**TASK TO CARRY OUT:** Read the data and repeat it in full, exactly.

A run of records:
<<<<

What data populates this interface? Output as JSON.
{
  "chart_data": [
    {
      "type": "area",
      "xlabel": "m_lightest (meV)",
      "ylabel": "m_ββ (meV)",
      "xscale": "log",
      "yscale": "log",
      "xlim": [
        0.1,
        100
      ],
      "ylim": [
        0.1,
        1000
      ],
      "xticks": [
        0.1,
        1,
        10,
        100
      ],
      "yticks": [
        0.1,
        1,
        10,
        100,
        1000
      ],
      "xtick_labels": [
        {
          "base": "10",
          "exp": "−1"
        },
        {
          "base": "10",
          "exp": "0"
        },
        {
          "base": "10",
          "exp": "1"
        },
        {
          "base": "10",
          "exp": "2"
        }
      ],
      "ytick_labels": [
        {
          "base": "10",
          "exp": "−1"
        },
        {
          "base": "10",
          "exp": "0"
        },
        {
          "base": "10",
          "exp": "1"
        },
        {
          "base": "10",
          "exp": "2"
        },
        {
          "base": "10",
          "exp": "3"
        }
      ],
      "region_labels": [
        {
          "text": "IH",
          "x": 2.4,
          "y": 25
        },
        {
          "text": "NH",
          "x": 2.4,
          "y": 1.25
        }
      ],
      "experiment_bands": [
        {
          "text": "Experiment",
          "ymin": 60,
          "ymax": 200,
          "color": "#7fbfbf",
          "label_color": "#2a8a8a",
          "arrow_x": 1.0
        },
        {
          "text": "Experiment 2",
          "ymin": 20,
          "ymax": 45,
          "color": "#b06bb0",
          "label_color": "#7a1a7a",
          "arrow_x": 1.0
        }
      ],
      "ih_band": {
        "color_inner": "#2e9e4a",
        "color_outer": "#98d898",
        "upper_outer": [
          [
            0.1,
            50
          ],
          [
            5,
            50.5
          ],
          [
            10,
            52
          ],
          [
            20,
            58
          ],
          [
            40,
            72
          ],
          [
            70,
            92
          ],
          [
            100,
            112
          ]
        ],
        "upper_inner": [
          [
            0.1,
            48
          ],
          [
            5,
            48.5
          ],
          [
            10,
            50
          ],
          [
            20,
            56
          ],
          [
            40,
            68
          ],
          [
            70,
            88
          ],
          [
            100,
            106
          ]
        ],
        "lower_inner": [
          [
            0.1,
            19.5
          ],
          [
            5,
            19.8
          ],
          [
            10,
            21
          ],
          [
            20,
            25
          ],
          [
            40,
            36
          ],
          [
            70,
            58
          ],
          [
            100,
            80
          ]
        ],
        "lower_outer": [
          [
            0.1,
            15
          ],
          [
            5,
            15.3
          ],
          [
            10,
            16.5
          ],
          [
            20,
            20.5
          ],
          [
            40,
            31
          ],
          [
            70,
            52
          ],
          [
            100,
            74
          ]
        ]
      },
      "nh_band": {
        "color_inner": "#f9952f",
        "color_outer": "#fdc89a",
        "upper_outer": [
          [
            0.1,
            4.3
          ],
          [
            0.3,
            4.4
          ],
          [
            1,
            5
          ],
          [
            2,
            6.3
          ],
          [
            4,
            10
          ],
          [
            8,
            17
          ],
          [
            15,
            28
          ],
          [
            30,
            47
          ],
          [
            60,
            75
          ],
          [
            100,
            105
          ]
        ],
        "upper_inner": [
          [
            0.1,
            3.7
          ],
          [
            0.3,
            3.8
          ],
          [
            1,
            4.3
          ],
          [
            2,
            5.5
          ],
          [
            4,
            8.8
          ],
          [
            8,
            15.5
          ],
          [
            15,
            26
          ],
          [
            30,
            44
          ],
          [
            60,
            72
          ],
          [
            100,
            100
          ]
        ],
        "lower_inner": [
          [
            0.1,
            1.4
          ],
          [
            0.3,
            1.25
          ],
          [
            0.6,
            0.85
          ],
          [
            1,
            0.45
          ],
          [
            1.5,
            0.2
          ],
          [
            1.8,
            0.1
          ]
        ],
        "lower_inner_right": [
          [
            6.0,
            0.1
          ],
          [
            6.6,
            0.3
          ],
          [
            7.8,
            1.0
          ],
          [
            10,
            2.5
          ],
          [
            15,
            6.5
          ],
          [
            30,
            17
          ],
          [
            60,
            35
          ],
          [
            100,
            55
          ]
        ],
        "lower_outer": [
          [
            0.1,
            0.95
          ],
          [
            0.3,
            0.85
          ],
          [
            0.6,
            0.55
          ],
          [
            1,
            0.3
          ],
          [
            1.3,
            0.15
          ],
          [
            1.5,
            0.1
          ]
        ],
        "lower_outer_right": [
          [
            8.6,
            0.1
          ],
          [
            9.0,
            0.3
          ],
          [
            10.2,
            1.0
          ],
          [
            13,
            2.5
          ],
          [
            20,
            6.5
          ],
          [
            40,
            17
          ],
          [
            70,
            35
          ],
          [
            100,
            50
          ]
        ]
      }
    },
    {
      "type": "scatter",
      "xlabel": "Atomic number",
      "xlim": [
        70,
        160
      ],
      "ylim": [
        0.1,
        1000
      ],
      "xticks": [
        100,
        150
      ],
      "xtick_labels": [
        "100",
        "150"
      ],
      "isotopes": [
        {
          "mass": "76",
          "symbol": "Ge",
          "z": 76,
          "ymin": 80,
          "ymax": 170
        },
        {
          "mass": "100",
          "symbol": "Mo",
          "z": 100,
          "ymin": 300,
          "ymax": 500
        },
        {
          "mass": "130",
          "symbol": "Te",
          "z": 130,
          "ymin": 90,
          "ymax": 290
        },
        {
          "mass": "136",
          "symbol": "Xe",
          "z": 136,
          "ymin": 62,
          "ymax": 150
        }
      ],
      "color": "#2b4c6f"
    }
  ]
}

>>>>

**TASK OUTPUT:**
What data populates this interface? Output as JSON.
{
  "chart_data": [
    {
      "type": "area",
      "xlabel": "m_lightest (meV)",
      "ylabel": "m_ββ (meV)",
      "xscale": "log",
      "yscale": "log",
      "xlim": [
        0.1,
        100
      ],
      "ylim": [
        0.1,
        1000
      ],
      "xticks": [
        0.1,
        1,
        10,
        100
      ],
      "yticks": [
        0.1,
        1,
        10,
        100,
        1000
      ],
      "xtick_labels": [
        {
          "base": "10",
          "exp": "−1"
        },
        {
          "base": "10",
          "exp": "0"
        },
        {
          "base": "10",
          "exp": "1"
        },
        {
          "base": "10",
          "exp": "2"
        }
      ],
      "ytick_labels": [
        {
          "base": "10",
          "exp": "−1"
        },
        {
          "base": "10",
          "exp": "0"
        },
        {
          "base": "10",
          "exp": "1"
        },
        {
          "base": "10",
          "exp": "2"
        },
        {
          "base": "10",
          "exp": "3"
        }
      ],
      "region_labels": [
        {
          "text": "IH",
          "x": 2.4,
          "y": 25
        },
        {
          "text": "NH",
          "x": 2.4,
          "y": 1.25
        }
      ],
      "experiment_bands": [
        {
          "text": "Experiment",
          "ymin": 60,
          "ymax": 200,
          "color": "#7fbfbf",
          "label_color": "#2a8a8a",
          "arrow_x": 1.0
        },
        {
          "text": "Experiment 2",
          "ymin": 20,
          "ymax": 45,
          "color": "#b06bb0",
          "label_color": "#7a1a7a",
          "arrow_x": 1.0
        }
      ],
      "ih_band": {
        "color_inner": "#2e9e4a",
        "color_outer": "#98d898",
        "upper_outer": [
          [
            0.1,
            50
          ],
          [
            5,
            50.5
          ],
          [
            10,
            52
          ],
          [
            20,
            58
          ],
          [
            40,
            72
          ],
          [
            70,
            92
          ],
          [
            100,
            112
          ]
        ],
        "upper_inner": [
          [
            0.1,
            48
          ],
          [
            5,
            48.5
          ],
          [
            10,
            50
          ],
          [
            20,
            56
          ],
          [
            40,
            68
          ],
          [
            70,
            88
          ],
          [
            100,
            106
          ]
        ],
        "lower_inner": [
          [
            0.1,
            19.5
          ],
          [
            5,
            19.8
          ],
          [
            10,
            21
          ],
          [
            20,
            25
          ],
          [
            40,
            36
          ],
          [
            70,
            58
          ],
          [
            100,
            80
          ]
        ],
        "lower_outer": [
          [
            0.1,
            15
          ],
          [
            5,
            15.3
          ],
          [
            10,
            16.5
          ],
          [
            20,
            20.5
          ],
          [
            40,
            31
          ],
          [
            70,
            52
          ],
          [
            100,
            74
          ]
        ]
      },
      "nh_band": {
        "color_inner": "#f9952f",
        "color_outer": "#fdc89a",
        "upper_outer": [
          [
            0.1,
            4.3
          ],
          [
            0.3,
            4.4
          ],
          [
            1,
            5
          ],
          [
            2,
            6.3
          ],
          [
            4,
            10
          ],
          [
            8,
            17
          ],
          [
            15,
            28
          ],
          [
            30,
            47
          ],
          [
            60,
            75
          ],
          [
            100,
            105
          ]
        ],
        "upper_inner": [
          [
            0.1,
            3.7
          ],
          [
            0.3,
            3.8
          ],
          [
            1,
            4.3
          ],
          [
            2,
            5.5
          ],
          [
            4,
            8.8
          ],
          [
            8,
            15.5
          ],
          [
            15,
            26
          ],
          [
            30,
            44
          ],
          [
            60,
            72
          ],
          [
            100,
            100
          ]
        ],
        "lower_inner": [
          [
            0.1,
            1.4
          ],
          [
            0.3,
            1.25
          ],
          [
            0.6,
            0.85
          ],
          [
            1,
            0.45
          ],
          [
            1.5,
            0.2
          ],
          [
            1.8,
            0.1
          ]
        ],
        "lower_inner_right": [
          [
            6.0,
            0.1
          ],
          [
            6.6,
            0.3
          ],
          [
            7.8,
            1.0
          ],
          [
            10,
            2.5
          ],
          [
            15,
            6.5
          ],
          [
            30,
            17
          ],
          [
            60,
            35
          ],
          [
            100,
            55
          ]
        ],
        "lower_outer": [
          [
            0.1,
            0.95
          ],
          [
            0.3,
            0.85
          ],
          [
            0.6,
            0.55
          ],
          [
            1,
            0.3
          ],
          [
            1.3,
            0.15
          ],
          [
            1.5,
            0.1
          ]
        ],
        "lower_outer_right": [
          [
            8.6,
            0.1
          ],
          [
            9.0,
            0.3
          ],
          [
            10.2,
            1.0
          ],
          [
            13,
            2.5
          ],
          [
            20,
            6.5
          ],
          [
            40,
            17
          ],
          [
            70,
            35
          ],
          [
            100,
            50
          ]
        ]
      }
    },
    {
      "type": "scatter",
      "xlabel": "Atomic number",
      "xlim": [
        70,
        160
      ],
      "ylim": [
        0.1,
        1000
      ],
      "xticks": [
        100,
        150
      ],
      "xtick_labels": [
        "100",
        "150"
      ],
      "isotopes": [
        {
          "mass": "76",
          "symbol": "Ge",
          "z": 76,
          "ymin": 80,
          "ymax": 170
        },
        {
          "mass": "100",
          "symbol": "Mo",
          "z": 100,
          "ymin": 300,
          "ymax": 500
        },
        {
          "mass": "130",
          "symbol": "Te",
          "z": 130,
          "ymin": 90,
          "ymax": 290
        },
        {
          "mass": "136",
          "symbol": "Xe",
          "z": 136,
          "ymin": 62,
          "ymax": 150
        }
      ],
      "color": "#2b4c6f"
    }
  ]
}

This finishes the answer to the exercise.